- [YOUR INSTRUCTIONS] Check each line of the material. Copy those containing "rotate".

- [GIVEN INFORMATION]

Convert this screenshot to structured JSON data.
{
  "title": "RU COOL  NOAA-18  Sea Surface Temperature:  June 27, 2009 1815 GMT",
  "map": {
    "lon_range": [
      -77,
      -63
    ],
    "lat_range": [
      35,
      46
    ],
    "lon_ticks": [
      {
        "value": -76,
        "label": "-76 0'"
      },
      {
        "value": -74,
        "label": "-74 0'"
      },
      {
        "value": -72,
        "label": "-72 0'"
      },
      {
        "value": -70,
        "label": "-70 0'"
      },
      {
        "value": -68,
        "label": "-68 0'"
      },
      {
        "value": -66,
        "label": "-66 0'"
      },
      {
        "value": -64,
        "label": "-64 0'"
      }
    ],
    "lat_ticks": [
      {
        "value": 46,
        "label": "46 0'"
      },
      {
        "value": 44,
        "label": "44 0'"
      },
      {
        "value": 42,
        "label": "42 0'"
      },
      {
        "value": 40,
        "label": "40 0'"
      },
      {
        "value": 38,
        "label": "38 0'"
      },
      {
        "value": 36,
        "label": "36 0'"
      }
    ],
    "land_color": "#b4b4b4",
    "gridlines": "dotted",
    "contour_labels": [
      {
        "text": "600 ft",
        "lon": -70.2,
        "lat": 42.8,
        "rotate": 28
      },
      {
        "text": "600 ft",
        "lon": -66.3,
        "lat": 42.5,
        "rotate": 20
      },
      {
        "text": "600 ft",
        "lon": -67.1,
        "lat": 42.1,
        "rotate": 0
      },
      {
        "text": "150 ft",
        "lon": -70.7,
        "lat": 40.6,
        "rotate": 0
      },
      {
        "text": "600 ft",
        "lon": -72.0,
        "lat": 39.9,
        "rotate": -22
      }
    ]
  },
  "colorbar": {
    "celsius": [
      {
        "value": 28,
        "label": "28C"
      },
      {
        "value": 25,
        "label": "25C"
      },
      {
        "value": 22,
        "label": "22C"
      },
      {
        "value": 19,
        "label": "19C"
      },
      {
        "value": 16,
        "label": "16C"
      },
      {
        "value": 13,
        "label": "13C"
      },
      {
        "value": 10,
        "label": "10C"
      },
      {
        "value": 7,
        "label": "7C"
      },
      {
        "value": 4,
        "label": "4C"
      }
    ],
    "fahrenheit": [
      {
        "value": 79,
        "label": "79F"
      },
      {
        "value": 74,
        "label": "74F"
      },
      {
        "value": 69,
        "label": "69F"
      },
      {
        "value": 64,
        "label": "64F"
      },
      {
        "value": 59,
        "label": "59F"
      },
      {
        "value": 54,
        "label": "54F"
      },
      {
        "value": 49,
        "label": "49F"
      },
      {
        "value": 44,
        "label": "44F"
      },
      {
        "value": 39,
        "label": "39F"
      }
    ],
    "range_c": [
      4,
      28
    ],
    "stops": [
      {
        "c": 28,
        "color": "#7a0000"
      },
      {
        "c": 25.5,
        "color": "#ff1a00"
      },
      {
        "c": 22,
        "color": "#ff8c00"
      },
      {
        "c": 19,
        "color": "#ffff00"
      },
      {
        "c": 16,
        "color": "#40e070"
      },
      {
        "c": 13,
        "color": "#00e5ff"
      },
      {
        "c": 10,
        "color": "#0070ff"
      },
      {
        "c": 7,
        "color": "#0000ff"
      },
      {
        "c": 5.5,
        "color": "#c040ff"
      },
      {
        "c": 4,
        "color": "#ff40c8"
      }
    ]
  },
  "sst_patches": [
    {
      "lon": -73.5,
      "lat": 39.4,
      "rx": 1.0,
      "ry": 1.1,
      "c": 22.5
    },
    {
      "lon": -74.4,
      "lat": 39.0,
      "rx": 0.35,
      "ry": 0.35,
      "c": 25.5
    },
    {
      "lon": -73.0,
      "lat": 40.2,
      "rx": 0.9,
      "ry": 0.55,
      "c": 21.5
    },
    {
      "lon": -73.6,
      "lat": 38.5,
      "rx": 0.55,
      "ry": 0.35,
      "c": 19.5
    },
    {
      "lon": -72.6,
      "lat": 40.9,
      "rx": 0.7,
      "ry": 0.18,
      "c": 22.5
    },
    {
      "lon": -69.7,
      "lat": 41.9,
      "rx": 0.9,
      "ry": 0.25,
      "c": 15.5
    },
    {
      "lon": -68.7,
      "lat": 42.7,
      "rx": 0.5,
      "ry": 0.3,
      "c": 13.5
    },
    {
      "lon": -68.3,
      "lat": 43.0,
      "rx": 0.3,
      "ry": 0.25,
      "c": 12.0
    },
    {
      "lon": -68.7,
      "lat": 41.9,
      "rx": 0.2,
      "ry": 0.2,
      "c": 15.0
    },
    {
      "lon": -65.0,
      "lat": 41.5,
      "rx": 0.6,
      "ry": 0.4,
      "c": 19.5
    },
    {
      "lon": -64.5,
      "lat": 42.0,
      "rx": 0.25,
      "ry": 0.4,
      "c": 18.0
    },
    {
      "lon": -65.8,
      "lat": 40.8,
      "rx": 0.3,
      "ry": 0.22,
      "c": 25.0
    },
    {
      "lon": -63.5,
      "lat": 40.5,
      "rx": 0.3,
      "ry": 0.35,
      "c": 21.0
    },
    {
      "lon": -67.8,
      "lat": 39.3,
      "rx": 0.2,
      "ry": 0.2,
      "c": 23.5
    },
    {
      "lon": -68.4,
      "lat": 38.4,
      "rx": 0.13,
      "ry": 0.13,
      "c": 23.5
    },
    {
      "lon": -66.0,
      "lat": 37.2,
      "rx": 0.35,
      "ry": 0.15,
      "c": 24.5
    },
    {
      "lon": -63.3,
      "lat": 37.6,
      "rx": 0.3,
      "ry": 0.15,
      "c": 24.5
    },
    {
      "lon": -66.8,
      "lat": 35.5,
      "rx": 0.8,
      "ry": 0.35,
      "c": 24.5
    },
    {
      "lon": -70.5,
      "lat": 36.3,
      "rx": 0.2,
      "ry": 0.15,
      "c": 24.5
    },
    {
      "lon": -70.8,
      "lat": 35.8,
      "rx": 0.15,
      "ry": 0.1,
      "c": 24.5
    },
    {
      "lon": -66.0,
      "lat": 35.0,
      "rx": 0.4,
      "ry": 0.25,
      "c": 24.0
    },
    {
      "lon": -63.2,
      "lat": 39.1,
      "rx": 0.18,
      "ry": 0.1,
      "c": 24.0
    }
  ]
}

- [RESULT]
        "rotate": 28
        "rotate": 20
        "rotate": 0
        "rotate": 0
        "rotate": -22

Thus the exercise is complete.